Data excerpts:
--- start ---

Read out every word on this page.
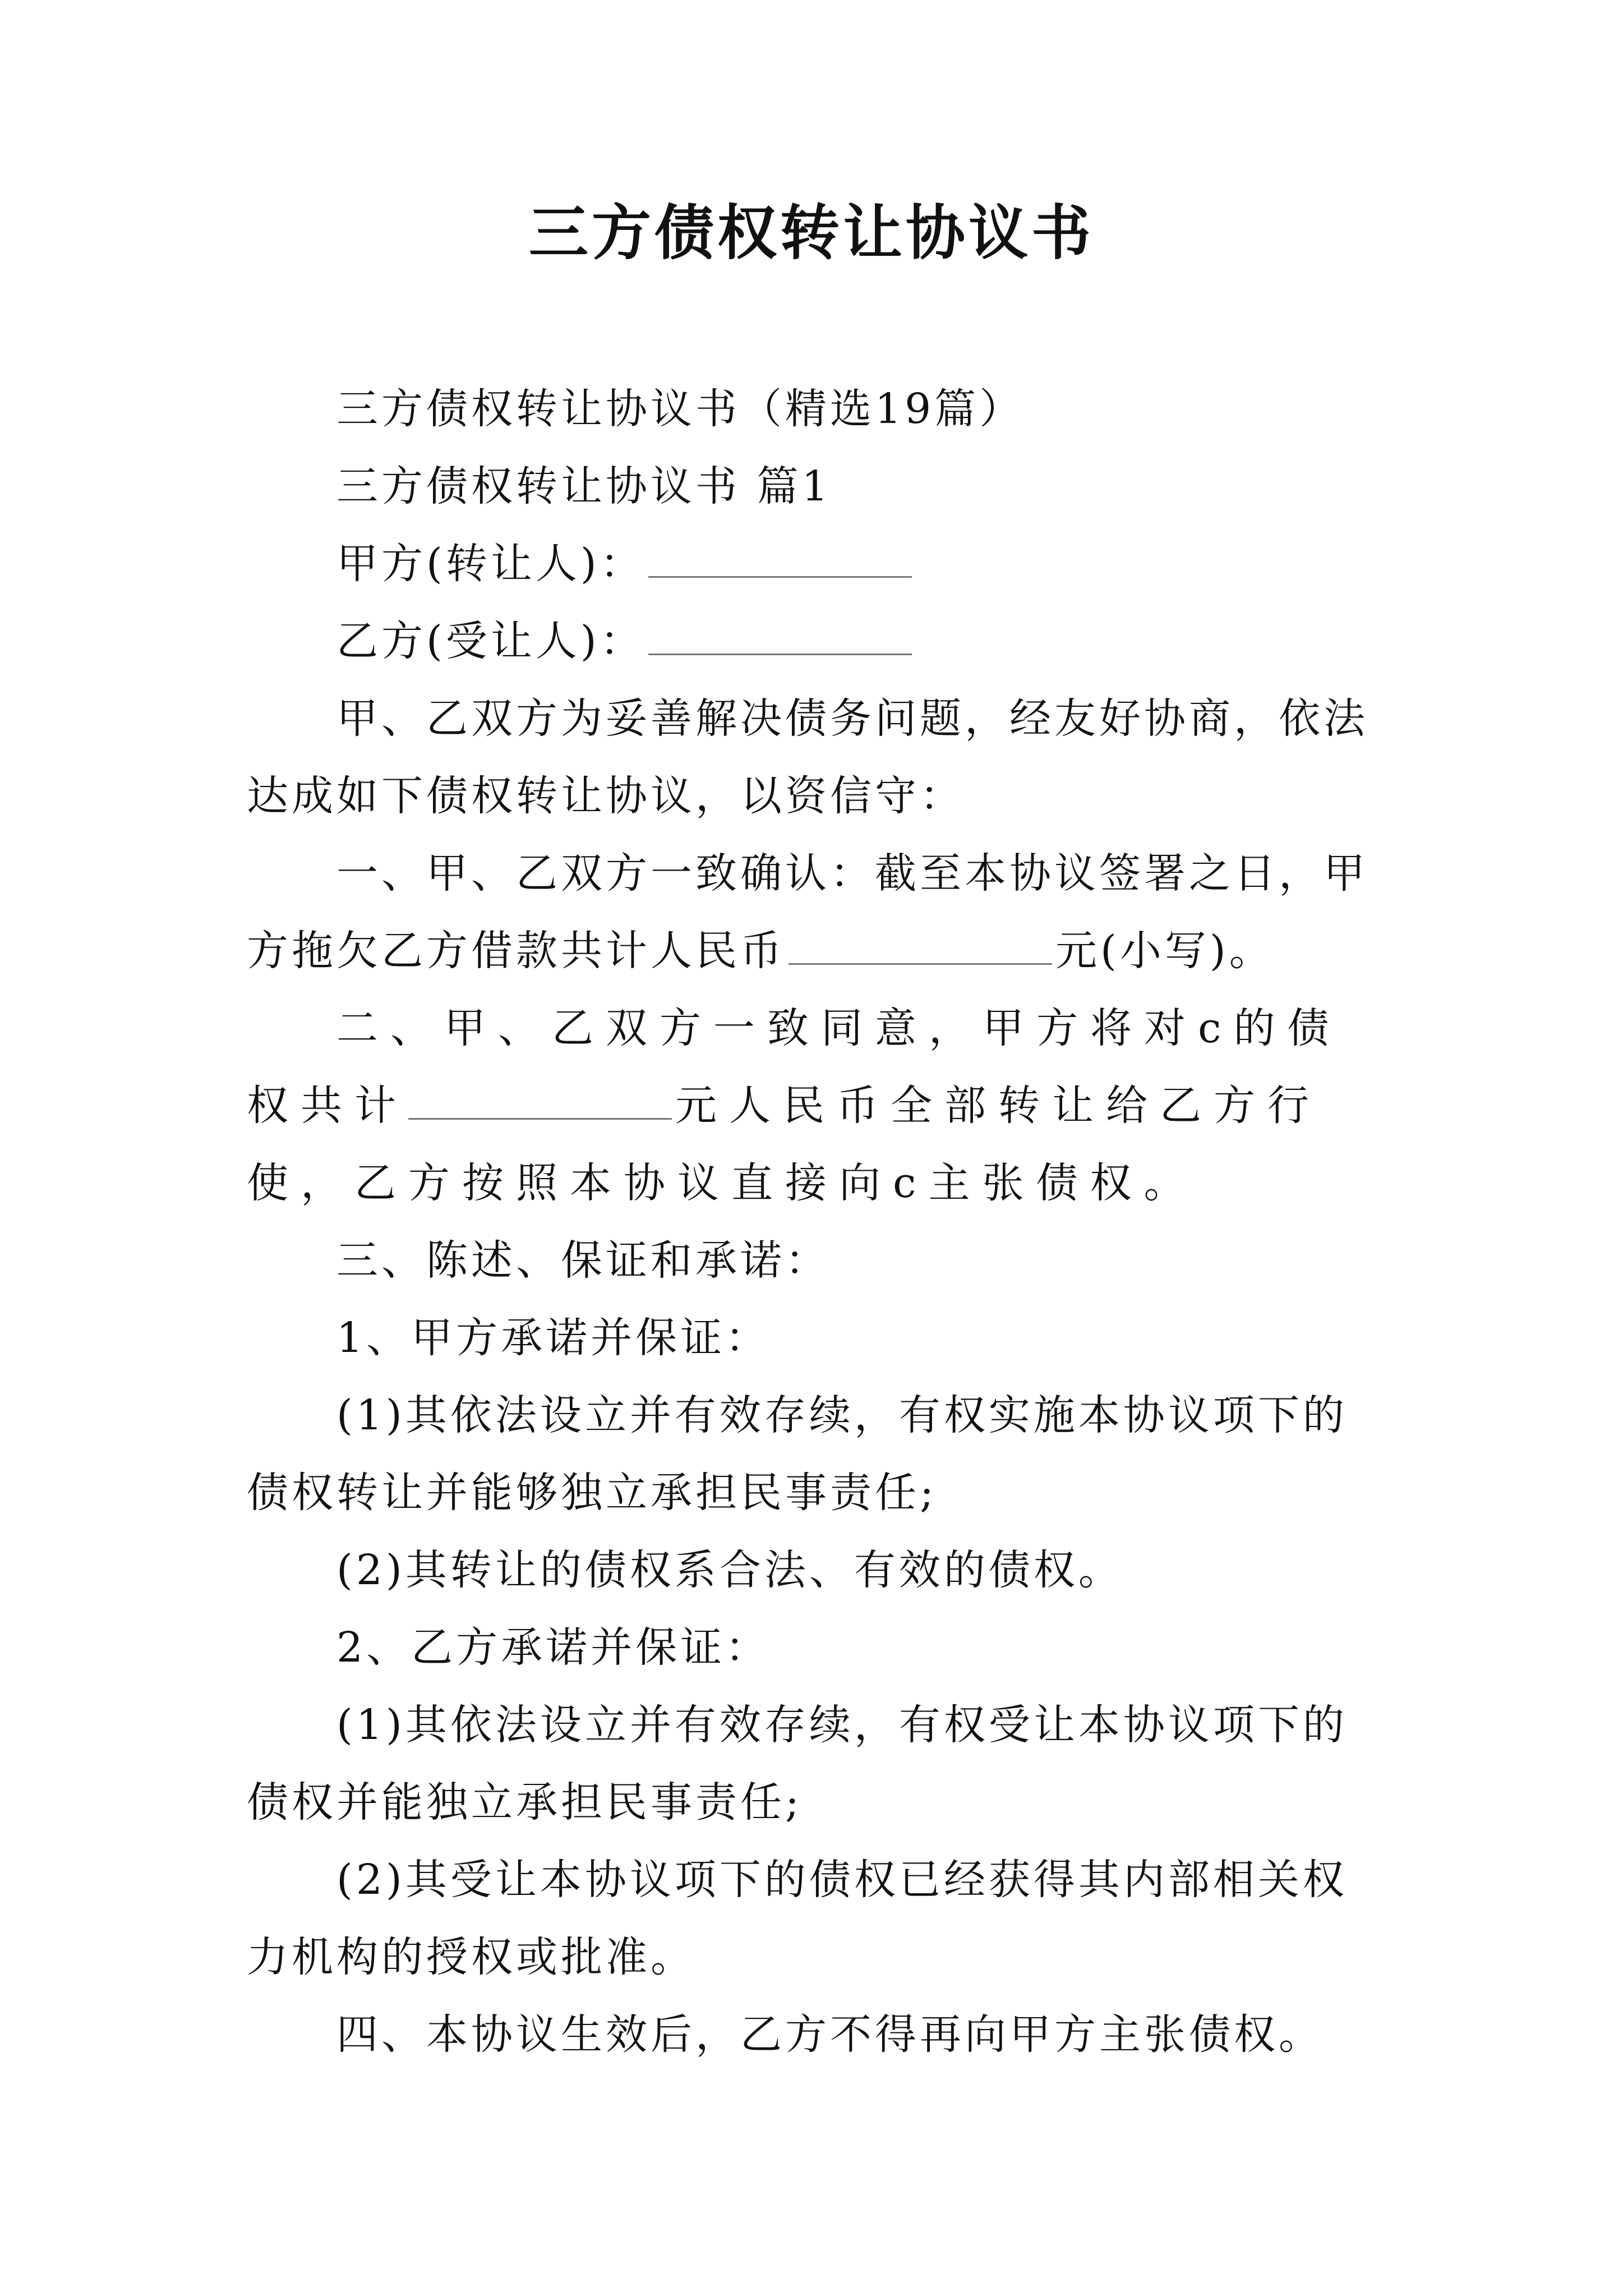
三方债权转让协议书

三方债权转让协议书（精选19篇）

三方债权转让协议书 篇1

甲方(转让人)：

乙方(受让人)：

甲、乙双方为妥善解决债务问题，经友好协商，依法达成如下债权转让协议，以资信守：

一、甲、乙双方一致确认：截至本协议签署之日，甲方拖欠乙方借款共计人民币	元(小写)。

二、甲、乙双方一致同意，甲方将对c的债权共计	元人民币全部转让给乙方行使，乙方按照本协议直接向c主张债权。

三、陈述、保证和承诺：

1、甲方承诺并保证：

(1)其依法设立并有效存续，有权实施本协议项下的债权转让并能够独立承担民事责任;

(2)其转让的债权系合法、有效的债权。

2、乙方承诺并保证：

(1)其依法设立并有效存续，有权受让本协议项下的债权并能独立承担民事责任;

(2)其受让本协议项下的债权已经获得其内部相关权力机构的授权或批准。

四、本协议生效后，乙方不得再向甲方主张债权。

--- end ---

_Exercise requirements_
All entries are to be retyped exactly. Omit any embedded images.

_Task solution_
Read out every word on this page.
三方债权转让协议书

三方债权转让协议书（精选19篇）

三方债权转让协议书 篇1

甲方(转让人)：

乙方(受让人)：

甲、乙双方为妥善解决债务问题，经友好协商，依法达成如下债权转让协议，以资信守：

一、甲、乙双方一致确认：截至本协议签署之日，甲方拖欠乙方借款共计人民币	元(小写)。

二、甲、乙双方一致同意，甲方将对c的债权共计	元人民币全部转让给乙方行使，乙方按照本协议直接向c主张债权。

三、陈述、保证和承诺：

1、甲方承诺并保证：

(1)其依法设立并有效存续，有权实施本协议项下的债权转让并能够独立承担民事责任;

(2)其转让的债权系合法、有效的债权。

2、乙方承诺并保证：

(1)其依法设立并有效存续，有权受让本协议项下的债权并能独立承担民事责任;

(2)其受让本协议项下的债权已经获得其内部相关权力机构的授权或批准。

四、本协议生效后，乙方不得再向甲方主张债权。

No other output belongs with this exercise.